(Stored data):
┄┄┄┄┄┄┄┄┄┄┄┄┄┄┄┄┄┄┄┄
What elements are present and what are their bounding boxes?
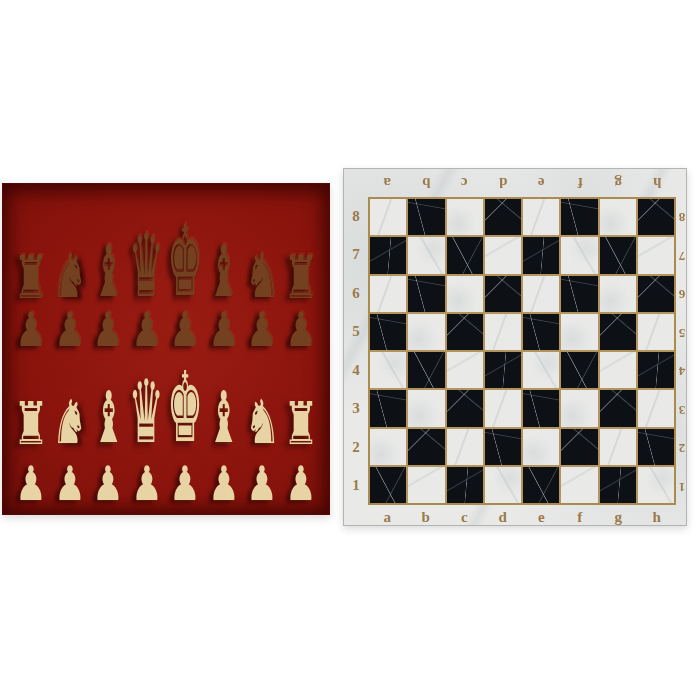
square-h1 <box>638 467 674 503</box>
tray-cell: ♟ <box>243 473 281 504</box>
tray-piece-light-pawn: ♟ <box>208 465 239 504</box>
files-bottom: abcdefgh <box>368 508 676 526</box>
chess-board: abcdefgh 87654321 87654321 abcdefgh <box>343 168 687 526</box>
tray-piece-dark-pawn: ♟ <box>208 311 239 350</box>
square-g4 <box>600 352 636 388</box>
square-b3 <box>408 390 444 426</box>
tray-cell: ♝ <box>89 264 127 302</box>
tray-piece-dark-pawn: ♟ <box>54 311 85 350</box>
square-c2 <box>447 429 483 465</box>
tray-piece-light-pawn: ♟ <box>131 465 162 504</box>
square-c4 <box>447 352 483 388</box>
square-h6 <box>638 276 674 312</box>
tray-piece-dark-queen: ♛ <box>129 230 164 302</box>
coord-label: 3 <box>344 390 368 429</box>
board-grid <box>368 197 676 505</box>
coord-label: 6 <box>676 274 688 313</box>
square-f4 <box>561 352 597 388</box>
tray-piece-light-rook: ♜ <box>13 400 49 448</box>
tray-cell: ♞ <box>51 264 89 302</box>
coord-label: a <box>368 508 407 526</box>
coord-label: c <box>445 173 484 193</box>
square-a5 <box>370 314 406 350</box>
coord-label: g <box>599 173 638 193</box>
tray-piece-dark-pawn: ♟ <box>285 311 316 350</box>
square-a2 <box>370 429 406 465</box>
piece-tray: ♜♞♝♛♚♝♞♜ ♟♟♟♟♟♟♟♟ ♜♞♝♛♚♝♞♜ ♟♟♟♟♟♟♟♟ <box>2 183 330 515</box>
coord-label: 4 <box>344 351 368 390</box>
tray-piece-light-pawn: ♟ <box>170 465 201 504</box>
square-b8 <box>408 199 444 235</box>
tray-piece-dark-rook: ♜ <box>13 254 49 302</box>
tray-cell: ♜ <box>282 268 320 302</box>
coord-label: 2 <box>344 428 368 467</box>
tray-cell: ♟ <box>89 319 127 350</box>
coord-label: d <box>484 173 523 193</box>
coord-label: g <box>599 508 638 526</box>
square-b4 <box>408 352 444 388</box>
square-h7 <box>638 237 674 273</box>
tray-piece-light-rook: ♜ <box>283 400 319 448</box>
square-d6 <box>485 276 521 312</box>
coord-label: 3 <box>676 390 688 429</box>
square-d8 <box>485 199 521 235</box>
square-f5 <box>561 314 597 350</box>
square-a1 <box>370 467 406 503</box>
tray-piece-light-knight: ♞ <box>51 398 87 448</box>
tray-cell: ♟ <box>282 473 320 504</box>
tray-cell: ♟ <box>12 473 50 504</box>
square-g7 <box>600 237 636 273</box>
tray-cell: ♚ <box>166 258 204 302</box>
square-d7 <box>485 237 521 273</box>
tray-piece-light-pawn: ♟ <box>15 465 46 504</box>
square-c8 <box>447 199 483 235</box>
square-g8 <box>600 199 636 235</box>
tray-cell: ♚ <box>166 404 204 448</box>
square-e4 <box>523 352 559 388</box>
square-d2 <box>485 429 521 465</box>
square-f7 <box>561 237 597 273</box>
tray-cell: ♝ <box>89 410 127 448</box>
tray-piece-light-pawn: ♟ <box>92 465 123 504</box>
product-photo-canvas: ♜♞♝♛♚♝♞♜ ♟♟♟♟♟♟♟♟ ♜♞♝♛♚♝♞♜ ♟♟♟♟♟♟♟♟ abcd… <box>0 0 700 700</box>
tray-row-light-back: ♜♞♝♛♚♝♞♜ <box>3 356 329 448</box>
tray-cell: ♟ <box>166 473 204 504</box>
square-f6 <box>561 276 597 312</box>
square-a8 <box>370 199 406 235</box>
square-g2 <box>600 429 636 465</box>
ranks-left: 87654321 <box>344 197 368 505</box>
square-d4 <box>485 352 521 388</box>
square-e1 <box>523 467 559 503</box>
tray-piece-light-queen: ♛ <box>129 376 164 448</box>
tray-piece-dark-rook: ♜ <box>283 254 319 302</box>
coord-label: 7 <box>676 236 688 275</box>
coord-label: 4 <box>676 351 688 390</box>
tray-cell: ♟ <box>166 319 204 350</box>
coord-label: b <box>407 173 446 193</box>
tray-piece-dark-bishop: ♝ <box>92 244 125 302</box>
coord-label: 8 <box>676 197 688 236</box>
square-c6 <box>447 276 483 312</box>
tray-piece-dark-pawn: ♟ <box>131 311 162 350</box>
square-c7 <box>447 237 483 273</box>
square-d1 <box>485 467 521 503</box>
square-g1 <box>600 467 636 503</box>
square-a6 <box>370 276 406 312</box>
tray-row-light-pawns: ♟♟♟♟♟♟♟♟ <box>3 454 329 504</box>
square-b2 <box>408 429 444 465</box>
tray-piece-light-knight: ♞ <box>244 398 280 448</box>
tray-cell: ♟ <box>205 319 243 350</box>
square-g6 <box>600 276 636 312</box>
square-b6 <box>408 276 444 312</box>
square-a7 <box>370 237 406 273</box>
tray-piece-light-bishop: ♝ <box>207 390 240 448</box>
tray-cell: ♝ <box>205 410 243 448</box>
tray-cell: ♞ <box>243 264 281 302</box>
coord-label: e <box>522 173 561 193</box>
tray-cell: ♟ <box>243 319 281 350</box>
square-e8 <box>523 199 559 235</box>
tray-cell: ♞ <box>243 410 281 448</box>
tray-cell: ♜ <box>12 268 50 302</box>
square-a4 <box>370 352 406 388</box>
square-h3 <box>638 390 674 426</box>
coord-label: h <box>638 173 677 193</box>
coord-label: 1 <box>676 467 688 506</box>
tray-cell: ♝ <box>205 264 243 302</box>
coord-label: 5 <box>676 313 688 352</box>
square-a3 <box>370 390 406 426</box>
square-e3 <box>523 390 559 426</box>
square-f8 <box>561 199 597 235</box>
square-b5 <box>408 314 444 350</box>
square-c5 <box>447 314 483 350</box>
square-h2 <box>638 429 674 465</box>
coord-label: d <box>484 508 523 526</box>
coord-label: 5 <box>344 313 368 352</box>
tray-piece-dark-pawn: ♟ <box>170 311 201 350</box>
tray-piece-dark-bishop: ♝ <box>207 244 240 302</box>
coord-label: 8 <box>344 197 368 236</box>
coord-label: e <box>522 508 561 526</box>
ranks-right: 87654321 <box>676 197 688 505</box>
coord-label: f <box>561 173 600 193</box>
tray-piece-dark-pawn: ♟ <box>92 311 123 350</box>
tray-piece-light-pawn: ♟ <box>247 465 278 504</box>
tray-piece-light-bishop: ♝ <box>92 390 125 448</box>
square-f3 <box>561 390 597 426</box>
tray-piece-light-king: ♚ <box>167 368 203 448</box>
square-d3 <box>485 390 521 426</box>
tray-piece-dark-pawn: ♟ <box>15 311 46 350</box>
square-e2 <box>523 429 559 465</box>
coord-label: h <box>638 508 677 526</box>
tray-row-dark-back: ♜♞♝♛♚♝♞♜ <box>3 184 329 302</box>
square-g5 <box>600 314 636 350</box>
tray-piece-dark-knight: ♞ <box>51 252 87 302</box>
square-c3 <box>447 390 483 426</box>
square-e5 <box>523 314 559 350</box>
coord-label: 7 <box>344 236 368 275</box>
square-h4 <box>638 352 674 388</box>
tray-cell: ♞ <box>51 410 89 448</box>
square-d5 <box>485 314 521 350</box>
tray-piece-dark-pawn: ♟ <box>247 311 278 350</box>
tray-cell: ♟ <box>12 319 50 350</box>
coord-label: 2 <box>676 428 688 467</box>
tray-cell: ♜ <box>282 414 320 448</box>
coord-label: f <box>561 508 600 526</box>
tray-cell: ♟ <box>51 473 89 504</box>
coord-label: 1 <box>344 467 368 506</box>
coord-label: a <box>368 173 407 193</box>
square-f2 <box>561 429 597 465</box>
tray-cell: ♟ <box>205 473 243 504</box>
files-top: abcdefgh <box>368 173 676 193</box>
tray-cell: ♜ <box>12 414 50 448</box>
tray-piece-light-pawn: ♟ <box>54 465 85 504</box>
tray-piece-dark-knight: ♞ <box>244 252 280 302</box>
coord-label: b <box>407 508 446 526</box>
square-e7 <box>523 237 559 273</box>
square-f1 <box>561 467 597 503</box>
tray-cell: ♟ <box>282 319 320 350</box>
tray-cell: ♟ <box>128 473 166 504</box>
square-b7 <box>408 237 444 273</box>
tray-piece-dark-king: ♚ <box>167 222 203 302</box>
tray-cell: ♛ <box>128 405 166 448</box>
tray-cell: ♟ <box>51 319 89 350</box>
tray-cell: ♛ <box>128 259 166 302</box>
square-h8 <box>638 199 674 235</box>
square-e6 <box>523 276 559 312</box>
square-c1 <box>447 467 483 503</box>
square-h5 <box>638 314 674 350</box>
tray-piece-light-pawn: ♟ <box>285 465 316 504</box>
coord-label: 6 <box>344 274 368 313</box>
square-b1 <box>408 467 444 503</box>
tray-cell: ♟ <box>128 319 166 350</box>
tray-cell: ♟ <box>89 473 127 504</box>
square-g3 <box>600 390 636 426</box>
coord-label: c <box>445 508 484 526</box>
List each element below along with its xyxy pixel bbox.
┄┄┄┄┄┄┄┄┄┄┄┄┄┄┄┄┄┄┄┄
(TASK STATEMENT): Starting with the line with "square-h1 <box>638 467 674 503</box>" and going on through the line with "square-h6 <box>638 276 674 312</box>", write out those rows again with "tray" replaced by "rack" and everything else unchanged. Give only those lines.

(ANSWER TO THE PROBLEM):
square-h1 <box>638 467 674 503</box>
rack-cell: ♟ <box>243 473 281 504</box>
rack-piece-light-pawn: ♟ <box>208 465 239 504</box>
files-bottom: abcdefgh <box>368 508 676 526</box>
chess-board: abcdefgh 87654321 87654321 abcdefgh <box>343 168 687 526</box>
rack-piece-dark-pawn: ♟ <box>208 311 239 350</box>
square-g4 <box>600 352 636 388</box>
square-b3 <box>408 390 444 426</box>
rack-cell: ♝ <box>89 264 127 302</box>
rack-piece-dark-pawn: ♟ <box>54 311 85 350</box>
square-c2 <box>447 429 483 465</box>
rack-piece-light-pawn: ♟ <box>131 465 162 504</box>
square-c4 <box>447 352 483 388</box>
square-h6 <box>638 276 674 312</box>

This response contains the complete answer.